» **EXERCISE INSTRUCTIONS**:
• a. According to the passage on workplace injury costs, how much was the Bill Review company paid to adjust the hospital bill?
• b. Copy the passage on workplace injury costs from "Another disturbing finding" to "the medical provider.".

» **SOURCE PASSAGE**:
If an injured employee goes to a doctor six, seven, or even 10 times for a minor lumbar strain, he is likely to believe his injury is more serious than expected. The employee is likely to exhibit something known as “secondary gain behavior.” The employee begins to think, “I must be hurt worse than I thought, and somebody is going to pay for that.” In addition, the employee fears making the perceived exaggerated problem even worse, so he resists going back to work.
The longer the medical treatment continues, the greater the risk of secondary gain behavior, increased lost time, and demands by the employee for an impairment settlement. Overutilization of medical treatment for a minor lumbar strain can easily turn into a six-figure settlement and the loss of a good employee.
Cost Containment: Missed Opportunities
The survey highlights the critical need for employers to understand, get engaged, and take the lead in developing better methods for building medical provider networks and aligning their incentives with the medical providers. Paying medical providers for the best care that gets the best results for injured employees is far less costly than discounting their fees.
Another disturbing finding of the survey was that almost 75 percent of the respondents were unsure how their insurance companies or third-party administrators were compensated for Medical Bill Review. Medical Bill Review is a process where the bills submitted by the medical providers are adjusted for proper payment in accordance with a contract, fee schedule, or appropriateness of care. This is an important cost containment process that needs to be done, but, again, employers must understand and address how the service provider is paid. Otherwise, the employer may pay Bill Review fees that are greater than the fees paid to the medical provider.
For example, an injured employee is admitted to a hospital for four days. A hospital bill is generated for $60,000. The Bill Review service inputs the bill into a software program and adjusts the bill to a state-mandated fee schedule of $8,000. The Bill Review company declares a $52,000 “savings” and takes 20 percent of the “savings” as its fee.
As a result of this contractual arrangement, the hospital was paid $8,000 for treating the injured employee for four days, but the Bill Review company was paid $10,400 to adjust the bill. Bill Review is a necessary cost containment practice, and it is reasonable to pay fees for the service. The required software to do the task demands investment and maintenance, in addition to the labor costs, overhead, and profit for the Bill Review company. But does it make sense to be contractually obligated pay thousands of dollars, if not tens of thousands, for what is basically a data entry service?
Another concern arising from the survey is that more than half of the respondents said their service providers did not conduct satisfaction surveys, and another 32 percent were not sure. Even though millions of dollars a year are spent on provider networks, claims management, pharmacy, nurse case management, tests, physical therapy, and other treatment, we rarely bother to ask the injured employees how well the process worked.
There was some encouraging news from the survey. Almost 80 percent of the respondents have a written Return to Work program, and more than 80 percent use written job descriptions complete with the essential functions of the job. Almost half of the employers who responded have a supervisor training program focused on communicating and working with an injured employee. While that is a good sign, there is work still to be done in the critical area of supervisor training.
Safety professionals have much success to report with their primary prevention efforts. However, results are being seriously eroded when an employee is injured because of a lack of secondary prevention practices. Based on the survey results conducted by Occupational Health & Safety and Injury Management Partners LLC, now it’s time to solve the second part of the problem by implementing a strategic secondary prevention plan.

» **SOURCE MATERIAL**:
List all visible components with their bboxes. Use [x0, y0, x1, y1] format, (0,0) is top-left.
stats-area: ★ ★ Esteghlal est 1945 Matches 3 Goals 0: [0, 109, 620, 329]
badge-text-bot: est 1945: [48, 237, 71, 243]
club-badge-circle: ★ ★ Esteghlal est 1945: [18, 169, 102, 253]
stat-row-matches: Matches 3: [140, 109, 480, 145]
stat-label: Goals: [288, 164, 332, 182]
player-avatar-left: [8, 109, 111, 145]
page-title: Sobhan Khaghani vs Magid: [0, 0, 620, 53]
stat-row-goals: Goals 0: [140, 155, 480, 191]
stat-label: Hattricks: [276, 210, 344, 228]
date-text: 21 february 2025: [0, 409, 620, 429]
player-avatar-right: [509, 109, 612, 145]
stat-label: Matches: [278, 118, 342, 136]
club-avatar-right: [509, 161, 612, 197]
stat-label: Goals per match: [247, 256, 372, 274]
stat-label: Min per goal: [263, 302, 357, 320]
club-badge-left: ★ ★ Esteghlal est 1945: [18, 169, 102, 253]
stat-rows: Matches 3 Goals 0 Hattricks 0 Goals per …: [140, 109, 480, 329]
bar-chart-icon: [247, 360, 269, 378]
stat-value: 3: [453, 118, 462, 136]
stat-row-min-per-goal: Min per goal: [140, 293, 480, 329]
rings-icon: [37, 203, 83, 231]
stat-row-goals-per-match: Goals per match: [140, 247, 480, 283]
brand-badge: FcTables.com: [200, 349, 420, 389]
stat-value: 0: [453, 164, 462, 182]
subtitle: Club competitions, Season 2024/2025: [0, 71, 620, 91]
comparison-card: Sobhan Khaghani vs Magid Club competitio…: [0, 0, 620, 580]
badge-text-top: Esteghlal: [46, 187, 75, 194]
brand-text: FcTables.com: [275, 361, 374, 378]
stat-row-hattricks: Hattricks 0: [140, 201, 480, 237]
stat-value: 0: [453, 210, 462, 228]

» **TASK RESPONSES**:
• a. $10,400

• b.
Another disturbing finding of the survey was that almost 75 percent of the respondents were unsure how their insurance companies or third-party administrators were compensated for Medical Bill Review. Medical Bill Review is a process where the bills submitted by the medical providers are adjusted for proper payment in accordance with a contract, fee schedule, or appropriateness of care. This is an important cost containment process that needs to be done, but, again, employers must understand and address how the service provider is paid. Otherwise, the employer may pay Bill Review fees that are greater than the fees paid to the medical provider.